Requirement:
Repeat, exactly and completely, the material that follows. Omit the pictures.

Data records:
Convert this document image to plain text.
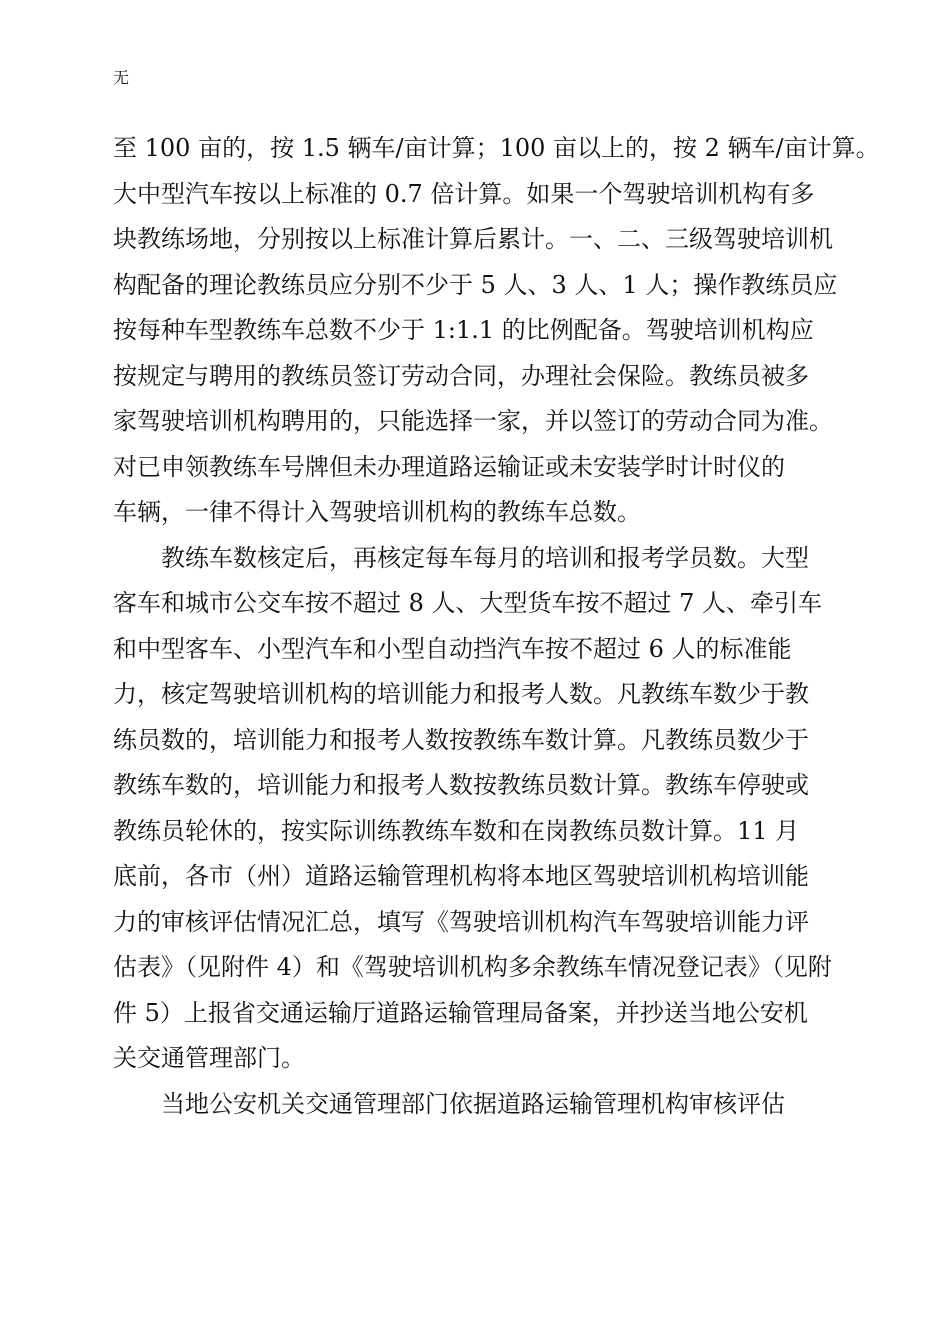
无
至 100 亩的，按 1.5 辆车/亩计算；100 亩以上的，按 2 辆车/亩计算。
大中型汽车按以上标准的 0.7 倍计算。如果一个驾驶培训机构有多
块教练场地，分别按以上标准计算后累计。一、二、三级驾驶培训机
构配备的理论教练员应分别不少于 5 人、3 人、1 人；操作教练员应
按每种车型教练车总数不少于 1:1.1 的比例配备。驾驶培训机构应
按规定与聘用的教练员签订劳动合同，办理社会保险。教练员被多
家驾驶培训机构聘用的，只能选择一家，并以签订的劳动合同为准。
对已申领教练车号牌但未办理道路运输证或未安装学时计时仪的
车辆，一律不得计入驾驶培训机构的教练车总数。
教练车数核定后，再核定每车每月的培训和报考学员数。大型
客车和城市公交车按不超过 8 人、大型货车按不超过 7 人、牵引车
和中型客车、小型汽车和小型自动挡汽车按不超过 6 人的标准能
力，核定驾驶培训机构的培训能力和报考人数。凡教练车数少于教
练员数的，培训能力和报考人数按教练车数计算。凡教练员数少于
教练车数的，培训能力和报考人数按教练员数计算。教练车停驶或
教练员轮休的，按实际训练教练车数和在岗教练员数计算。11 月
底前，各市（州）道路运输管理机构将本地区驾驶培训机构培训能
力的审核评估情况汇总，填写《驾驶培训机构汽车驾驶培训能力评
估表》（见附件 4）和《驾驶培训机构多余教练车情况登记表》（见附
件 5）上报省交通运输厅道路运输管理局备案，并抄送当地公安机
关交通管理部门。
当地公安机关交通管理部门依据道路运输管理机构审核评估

Solution:
Convert this document image to plain text.
无
至 100 亩的，按 1.5 辆车/亩计算；100 亩以上的，按 2 辆车/亩计算。
大中型汽车按以上标准的 0.7 倍计算。如果一个驾驶培训机构有多
块教练场地，分别按以上标准计算后累计。一、二、三级驾驶培训机
构配备的理论教练员应分别不少于 5 人、3 人、1 人；操作教练员应
按每种车型教练车总数不少于 1:1.1 的比例配备。驾驶培训机构应
按规定与聘用的教练员签订劳动合同，办理社会保险。教练员被多
家驾驶培训机构聘用的，只能选择一家，并以签订的劳动合同为准。
对已申领教练车号牌但未办理道路运输证或未安装学时计时仪的
车辆，一律不得计入驾驶培训机构的教练车总数。
教练车数核定后，再核定每车每月的培训和报考学员数。大型
客车和城市公交车按不超过 8 人、大型货车按不超过 7 人、牵引车
和中型客车、小型汽车和小型自动挡汽车按不超过 6 人的标准能
力，核定驾驶培训机构的培训能力和报考人数。凡教练车数少于教
练员数的，培训能力和报考人数按教练车数计算。凡教练员数少于
教练车数的，培训能力和报考人数按教练员数计算。教练车停驶或
教练员轮休的，按实际训练教练车数和在岗教练员数计算。11 月
底前，各市（州）道路运输管理机构将本地区驾驶培训机构培训能
力的审核评估情况汇总，填写《驾驶培训机构汽车驾驶培训能力评
估表》（见附件 4）和《驾驶培训机构多余教练车情况登记表》（见附
件 5）上报省交通运输厅道路运输管理局备案，并抄送当地公安机
关交通管理部门。
当地公安机关交通管理部门依据道路运输管理机构审核评估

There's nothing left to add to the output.